Dataset entries

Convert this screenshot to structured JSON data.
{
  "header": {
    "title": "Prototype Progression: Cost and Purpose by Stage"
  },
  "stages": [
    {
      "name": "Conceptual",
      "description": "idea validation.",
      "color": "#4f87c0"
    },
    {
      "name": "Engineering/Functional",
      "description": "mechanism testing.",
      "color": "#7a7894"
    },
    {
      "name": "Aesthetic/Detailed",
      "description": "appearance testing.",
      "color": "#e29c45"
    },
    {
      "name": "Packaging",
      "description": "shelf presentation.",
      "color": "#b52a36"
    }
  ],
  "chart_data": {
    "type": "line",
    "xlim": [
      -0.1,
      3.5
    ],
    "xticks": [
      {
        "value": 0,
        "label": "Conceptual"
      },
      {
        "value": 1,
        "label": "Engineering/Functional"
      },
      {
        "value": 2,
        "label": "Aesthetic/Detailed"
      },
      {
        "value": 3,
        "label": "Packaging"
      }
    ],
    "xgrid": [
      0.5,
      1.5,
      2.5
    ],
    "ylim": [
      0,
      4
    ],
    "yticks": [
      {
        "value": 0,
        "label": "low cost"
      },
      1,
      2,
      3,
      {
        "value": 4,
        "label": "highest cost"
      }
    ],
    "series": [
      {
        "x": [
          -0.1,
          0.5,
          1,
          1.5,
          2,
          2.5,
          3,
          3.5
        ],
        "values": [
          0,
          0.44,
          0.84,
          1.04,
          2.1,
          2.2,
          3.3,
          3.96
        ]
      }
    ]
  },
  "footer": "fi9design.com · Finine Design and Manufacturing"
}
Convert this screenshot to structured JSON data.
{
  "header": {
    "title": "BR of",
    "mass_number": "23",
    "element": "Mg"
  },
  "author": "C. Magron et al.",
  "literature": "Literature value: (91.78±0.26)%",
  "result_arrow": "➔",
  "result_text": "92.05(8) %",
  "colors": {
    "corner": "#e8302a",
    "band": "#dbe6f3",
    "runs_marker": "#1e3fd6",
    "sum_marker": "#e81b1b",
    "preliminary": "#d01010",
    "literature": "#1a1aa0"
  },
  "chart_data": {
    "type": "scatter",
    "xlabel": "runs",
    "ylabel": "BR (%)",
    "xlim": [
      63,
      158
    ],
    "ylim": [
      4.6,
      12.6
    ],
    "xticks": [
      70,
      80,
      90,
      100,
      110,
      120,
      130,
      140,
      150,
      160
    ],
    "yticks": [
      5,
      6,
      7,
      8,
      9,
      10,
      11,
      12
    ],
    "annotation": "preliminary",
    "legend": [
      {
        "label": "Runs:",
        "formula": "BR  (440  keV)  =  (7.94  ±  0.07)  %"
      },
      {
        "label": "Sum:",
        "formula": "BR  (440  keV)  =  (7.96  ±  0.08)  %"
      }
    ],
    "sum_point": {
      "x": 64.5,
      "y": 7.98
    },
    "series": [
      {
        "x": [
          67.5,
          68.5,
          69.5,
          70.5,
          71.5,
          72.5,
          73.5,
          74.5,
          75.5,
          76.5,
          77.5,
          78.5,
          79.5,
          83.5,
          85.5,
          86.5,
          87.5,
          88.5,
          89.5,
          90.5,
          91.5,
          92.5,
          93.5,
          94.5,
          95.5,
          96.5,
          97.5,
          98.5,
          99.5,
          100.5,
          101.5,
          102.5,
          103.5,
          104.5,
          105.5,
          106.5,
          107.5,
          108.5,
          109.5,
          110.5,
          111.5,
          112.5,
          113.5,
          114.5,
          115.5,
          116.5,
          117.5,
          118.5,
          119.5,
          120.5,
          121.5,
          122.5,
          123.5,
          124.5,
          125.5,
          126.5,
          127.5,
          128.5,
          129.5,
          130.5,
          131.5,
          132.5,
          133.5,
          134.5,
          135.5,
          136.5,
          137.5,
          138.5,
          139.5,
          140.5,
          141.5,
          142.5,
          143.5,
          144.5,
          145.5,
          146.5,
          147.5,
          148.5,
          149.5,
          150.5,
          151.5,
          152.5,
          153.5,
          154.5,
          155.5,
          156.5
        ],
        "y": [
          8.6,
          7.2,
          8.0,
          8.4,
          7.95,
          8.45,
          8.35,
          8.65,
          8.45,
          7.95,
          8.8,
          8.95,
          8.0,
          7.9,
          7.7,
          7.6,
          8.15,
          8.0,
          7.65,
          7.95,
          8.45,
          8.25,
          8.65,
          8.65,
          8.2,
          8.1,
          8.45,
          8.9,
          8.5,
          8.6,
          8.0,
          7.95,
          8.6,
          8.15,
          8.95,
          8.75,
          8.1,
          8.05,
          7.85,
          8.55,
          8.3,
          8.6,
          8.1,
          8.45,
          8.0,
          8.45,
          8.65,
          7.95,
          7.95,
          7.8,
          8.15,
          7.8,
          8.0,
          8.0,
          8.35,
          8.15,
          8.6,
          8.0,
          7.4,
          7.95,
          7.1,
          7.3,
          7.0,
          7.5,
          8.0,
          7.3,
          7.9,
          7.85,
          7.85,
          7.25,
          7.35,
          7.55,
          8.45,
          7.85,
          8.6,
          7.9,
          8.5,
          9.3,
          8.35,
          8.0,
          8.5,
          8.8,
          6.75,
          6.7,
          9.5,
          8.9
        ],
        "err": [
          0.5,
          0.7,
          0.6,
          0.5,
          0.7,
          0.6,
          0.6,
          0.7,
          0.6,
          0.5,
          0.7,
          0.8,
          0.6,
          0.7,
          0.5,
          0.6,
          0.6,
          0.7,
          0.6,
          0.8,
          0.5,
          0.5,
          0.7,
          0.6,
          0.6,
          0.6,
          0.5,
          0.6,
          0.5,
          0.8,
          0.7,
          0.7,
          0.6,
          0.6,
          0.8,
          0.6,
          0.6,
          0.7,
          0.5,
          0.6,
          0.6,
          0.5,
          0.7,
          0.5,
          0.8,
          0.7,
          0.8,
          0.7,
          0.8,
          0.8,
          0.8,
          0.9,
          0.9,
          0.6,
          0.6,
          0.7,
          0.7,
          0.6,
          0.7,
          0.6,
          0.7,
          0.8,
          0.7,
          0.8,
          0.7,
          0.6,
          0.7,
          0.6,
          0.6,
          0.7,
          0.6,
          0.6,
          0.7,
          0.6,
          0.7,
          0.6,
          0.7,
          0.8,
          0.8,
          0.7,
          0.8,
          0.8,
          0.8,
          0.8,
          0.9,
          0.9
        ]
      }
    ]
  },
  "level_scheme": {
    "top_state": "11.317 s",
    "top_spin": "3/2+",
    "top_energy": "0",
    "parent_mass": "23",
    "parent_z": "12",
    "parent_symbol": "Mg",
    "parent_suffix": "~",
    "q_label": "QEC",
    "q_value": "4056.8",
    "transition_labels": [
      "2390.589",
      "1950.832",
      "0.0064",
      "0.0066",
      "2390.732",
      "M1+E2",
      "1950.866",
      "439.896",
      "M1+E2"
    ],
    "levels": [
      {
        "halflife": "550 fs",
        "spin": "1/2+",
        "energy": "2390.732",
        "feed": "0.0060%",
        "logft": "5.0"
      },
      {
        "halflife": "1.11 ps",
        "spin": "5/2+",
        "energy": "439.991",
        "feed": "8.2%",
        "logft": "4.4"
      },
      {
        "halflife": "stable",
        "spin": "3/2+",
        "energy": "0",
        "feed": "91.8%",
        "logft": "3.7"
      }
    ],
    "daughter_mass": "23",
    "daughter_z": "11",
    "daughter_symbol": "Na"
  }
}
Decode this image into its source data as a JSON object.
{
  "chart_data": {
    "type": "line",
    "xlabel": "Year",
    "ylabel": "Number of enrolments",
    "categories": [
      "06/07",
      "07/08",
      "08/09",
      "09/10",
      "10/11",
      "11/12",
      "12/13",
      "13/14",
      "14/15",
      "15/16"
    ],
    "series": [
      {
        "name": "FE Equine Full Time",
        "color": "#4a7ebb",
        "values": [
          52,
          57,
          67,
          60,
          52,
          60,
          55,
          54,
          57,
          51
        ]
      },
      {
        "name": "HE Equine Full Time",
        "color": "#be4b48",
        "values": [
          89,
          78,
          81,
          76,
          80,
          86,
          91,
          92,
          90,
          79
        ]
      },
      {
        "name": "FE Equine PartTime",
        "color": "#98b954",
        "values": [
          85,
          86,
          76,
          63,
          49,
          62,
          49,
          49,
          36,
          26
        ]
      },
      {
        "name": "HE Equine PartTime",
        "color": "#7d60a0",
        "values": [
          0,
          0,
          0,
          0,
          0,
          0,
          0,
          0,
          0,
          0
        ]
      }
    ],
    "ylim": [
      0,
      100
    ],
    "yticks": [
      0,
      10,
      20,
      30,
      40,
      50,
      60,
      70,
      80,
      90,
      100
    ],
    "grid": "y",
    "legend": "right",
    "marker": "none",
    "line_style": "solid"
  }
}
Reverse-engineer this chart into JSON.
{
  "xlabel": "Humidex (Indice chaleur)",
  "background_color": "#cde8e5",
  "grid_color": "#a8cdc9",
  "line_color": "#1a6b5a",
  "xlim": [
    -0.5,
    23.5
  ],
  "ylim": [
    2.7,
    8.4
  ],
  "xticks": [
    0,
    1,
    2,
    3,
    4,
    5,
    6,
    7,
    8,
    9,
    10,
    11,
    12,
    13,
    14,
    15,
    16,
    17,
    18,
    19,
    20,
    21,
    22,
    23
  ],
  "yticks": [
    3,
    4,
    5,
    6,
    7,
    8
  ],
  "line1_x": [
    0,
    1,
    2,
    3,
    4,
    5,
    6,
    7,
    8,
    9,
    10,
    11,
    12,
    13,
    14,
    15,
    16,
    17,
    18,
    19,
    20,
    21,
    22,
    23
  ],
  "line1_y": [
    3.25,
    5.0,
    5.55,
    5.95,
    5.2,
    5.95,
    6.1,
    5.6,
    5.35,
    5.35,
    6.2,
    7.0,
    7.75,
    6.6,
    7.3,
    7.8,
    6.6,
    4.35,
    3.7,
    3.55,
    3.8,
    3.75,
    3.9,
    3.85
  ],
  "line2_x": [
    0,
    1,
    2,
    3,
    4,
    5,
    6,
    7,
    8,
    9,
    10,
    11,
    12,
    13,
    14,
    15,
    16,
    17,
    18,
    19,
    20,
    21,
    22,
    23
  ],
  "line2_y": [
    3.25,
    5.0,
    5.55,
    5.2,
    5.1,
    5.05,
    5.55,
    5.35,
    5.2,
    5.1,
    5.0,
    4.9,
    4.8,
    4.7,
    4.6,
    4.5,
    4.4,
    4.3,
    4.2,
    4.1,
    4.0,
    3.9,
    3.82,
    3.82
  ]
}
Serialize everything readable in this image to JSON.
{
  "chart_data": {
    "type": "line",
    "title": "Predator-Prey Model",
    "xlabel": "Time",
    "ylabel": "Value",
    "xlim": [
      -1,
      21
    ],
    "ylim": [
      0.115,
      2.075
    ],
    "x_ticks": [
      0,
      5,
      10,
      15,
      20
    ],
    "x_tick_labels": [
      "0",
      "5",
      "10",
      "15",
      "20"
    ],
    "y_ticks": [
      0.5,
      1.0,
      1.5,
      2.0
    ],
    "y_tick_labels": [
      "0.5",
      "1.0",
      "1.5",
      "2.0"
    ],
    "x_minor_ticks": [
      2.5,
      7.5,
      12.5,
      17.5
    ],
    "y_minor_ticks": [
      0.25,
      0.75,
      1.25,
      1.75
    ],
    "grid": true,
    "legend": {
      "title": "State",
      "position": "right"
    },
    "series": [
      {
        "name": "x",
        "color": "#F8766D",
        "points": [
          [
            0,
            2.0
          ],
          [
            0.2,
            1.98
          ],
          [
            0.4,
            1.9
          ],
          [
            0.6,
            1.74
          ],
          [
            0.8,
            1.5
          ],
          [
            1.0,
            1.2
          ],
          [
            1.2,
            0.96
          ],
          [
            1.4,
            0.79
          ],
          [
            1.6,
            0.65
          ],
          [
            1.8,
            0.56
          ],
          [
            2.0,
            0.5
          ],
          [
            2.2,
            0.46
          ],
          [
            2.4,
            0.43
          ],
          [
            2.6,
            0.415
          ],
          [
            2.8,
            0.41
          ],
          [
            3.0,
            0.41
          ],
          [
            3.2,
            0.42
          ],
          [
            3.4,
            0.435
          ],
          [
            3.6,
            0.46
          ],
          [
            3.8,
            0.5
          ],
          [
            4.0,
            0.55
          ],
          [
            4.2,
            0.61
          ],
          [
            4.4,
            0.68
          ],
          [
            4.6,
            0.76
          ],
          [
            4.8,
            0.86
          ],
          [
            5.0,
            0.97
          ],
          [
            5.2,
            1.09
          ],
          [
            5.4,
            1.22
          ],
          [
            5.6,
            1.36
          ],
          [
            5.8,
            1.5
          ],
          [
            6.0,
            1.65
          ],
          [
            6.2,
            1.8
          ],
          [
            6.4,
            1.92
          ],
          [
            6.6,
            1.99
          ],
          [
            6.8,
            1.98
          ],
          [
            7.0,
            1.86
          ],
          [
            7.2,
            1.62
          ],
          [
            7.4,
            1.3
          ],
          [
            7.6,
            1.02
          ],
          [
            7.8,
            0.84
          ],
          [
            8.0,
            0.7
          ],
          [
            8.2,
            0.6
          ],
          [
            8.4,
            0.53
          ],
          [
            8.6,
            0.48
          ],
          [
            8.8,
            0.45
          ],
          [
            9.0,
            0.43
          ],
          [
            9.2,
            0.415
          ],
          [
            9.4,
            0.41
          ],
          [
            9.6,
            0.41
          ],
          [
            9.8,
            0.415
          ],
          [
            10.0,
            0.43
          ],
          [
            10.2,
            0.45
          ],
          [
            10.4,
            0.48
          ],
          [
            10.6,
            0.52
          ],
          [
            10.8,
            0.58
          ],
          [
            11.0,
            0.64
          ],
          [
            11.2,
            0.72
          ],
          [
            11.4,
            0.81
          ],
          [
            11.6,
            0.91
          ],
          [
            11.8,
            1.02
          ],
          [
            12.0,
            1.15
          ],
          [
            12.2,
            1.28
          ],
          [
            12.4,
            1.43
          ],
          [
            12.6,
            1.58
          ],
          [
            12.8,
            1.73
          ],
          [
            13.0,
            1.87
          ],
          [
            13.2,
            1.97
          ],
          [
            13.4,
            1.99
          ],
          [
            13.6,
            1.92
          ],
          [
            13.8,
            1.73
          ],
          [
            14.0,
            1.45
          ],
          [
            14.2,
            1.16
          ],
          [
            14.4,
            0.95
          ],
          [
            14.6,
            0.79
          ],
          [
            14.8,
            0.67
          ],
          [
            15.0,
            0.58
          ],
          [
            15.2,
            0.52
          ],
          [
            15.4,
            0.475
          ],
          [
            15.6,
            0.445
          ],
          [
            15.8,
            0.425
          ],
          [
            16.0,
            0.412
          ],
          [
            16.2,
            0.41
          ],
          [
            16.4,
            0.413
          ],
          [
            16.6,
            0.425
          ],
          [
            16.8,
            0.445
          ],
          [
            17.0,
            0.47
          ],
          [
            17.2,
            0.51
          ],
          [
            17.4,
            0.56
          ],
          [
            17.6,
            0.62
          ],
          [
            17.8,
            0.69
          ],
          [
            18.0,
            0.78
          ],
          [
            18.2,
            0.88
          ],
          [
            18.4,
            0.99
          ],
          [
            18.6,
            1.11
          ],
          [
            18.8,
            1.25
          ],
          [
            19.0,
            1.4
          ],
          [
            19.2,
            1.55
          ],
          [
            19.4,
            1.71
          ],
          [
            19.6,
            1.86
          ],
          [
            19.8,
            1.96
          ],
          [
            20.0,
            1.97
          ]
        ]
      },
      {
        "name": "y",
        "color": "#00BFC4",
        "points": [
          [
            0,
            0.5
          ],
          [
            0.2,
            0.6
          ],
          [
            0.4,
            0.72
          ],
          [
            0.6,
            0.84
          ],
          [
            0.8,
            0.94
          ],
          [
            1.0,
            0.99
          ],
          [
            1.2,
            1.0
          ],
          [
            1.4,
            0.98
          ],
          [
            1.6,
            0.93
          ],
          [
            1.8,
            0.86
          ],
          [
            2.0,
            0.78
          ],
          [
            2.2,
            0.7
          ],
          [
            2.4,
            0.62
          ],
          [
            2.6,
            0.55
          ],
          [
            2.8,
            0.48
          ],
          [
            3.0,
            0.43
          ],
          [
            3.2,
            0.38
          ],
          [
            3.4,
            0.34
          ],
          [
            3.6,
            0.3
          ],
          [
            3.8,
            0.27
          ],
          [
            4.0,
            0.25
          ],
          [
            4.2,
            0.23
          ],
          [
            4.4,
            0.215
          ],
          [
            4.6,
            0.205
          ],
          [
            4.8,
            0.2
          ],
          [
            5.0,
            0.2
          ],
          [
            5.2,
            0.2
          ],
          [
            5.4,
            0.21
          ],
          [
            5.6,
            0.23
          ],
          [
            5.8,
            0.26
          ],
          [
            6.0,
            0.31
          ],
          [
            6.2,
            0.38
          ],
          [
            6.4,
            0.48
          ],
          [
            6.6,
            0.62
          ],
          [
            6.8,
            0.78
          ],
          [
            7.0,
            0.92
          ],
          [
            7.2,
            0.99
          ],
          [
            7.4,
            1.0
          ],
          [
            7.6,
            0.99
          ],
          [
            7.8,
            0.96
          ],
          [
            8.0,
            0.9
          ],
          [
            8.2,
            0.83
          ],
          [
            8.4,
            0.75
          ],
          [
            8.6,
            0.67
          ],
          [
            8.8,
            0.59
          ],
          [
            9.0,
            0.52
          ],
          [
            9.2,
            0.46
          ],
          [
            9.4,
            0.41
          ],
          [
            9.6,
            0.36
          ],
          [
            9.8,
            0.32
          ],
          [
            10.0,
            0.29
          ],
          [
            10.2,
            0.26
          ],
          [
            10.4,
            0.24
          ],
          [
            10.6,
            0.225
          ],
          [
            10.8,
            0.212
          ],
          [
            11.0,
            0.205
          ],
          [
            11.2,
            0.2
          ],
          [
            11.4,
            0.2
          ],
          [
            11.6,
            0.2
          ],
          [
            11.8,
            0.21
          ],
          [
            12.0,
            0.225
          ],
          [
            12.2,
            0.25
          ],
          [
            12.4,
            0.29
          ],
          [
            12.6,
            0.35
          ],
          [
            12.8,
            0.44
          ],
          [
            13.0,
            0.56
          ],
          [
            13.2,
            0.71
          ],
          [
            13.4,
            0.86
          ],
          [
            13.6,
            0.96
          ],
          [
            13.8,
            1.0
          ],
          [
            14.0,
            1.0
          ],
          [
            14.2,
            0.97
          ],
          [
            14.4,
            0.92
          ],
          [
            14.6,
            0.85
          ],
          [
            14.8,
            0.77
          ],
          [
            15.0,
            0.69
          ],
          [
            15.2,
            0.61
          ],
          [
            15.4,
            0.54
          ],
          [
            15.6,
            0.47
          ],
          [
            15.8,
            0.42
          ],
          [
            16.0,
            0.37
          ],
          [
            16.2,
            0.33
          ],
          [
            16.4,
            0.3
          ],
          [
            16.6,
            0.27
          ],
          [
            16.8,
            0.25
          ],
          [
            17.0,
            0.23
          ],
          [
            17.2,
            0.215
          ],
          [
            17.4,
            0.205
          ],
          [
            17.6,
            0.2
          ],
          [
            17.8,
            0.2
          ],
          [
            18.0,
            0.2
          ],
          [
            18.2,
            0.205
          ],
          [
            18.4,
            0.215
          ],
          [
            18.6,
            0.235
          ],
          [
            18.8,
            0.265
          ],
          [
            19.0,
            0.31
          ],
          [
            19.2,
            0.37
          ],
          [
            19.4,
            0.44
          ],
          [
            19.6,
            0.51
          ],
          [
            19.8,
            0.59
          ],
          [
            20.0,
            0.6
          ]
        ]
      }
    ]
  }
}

#### [THE REQUEST]
Search the preceding listing for "JSON" and extract every line where it is found.

#### [THE RESPONSE]
Convert this screenshot to structured JSON data.
Convert this screenshot to structured JSON data.
Decode this image into its source data as a JSON object.
Reverse-engineer this chart into JSON.
Serialize everything readable in this image to JSON.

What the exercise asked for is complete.